• GIVEN PROBLEM: From the entries below, work out the number of lines that hold the word "name", and give that number alone.

• SOURCE DATA:
==================================================

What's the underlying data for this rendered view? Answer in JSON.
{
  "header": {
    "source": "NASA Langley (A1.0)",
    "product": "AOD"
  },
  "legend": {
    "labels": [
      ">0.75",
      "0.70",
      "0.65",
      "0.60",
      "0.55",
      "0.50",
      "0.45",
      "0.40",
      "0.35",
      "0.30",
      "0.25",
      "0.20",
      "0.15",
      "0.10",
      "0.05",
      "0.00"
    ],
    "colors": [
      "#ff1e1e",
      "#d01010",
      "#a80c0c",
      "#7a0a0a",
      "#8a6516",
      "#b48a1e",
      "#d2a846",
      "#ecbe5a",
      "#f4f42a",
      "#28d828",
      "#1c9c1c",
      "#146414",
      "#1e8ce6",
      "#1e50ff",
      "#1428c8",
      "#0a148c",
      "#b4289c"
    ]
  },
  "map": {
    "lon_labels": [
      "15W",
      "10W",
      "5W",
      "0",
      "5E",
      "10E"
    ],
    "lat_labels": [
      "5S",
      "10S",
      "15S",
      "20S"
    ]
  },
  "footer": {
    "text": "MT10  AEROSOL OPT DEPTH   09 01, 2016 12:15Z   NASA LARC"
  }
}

==================================================

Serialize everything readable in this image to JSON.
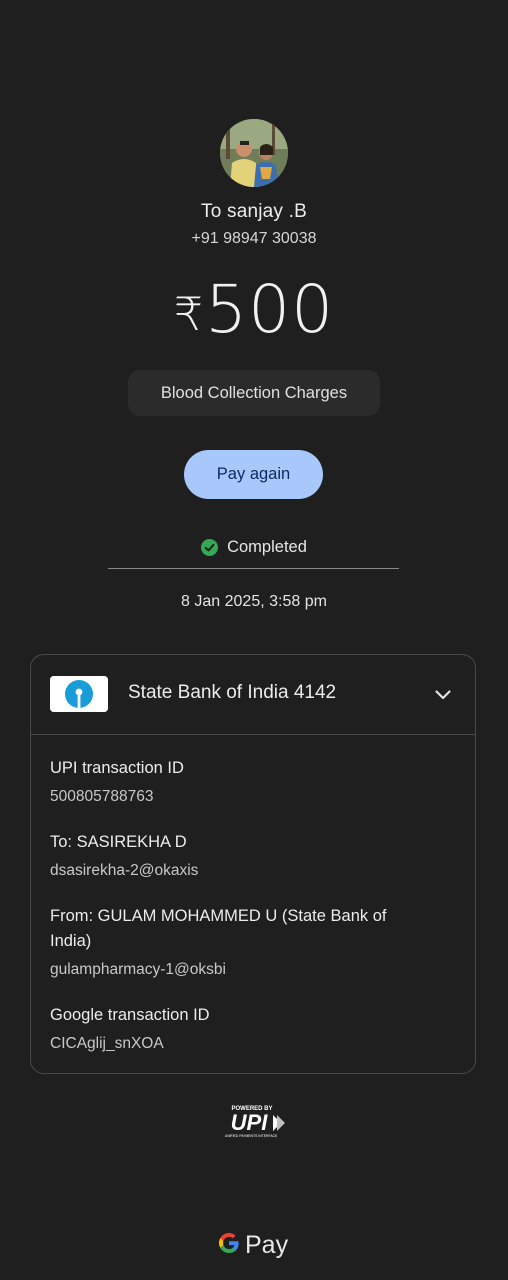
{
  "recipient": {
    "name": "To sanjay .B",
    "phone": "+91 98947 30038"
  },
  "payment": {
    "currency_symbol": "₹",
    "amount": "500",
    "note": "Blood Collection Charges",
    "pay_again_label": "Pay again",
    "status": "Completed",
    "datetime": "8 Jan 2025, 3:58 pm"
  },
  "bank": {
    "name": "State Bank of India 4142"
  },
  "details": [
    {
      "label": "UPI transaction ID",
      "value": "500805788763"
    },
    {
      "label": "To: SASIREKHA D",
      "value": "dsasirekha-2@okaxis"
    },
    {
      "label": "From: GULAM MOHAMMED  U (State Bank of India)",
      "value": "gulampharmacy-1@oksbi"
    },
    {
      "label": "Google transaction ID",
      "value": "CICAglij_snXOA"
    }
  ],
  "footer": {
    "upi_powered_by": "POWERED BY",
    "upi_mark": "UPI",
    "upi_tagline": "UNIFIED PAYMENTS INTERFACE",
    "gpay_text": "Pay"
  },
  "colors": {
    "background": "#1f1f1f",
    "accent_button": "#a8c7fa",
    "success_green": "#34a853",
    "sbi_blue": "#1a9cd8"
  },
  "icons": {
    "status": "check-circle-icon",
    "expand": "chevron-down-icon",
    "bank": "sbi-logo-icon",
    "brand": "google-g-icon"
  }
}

==================================================

• SOLVED EXERCISE: 2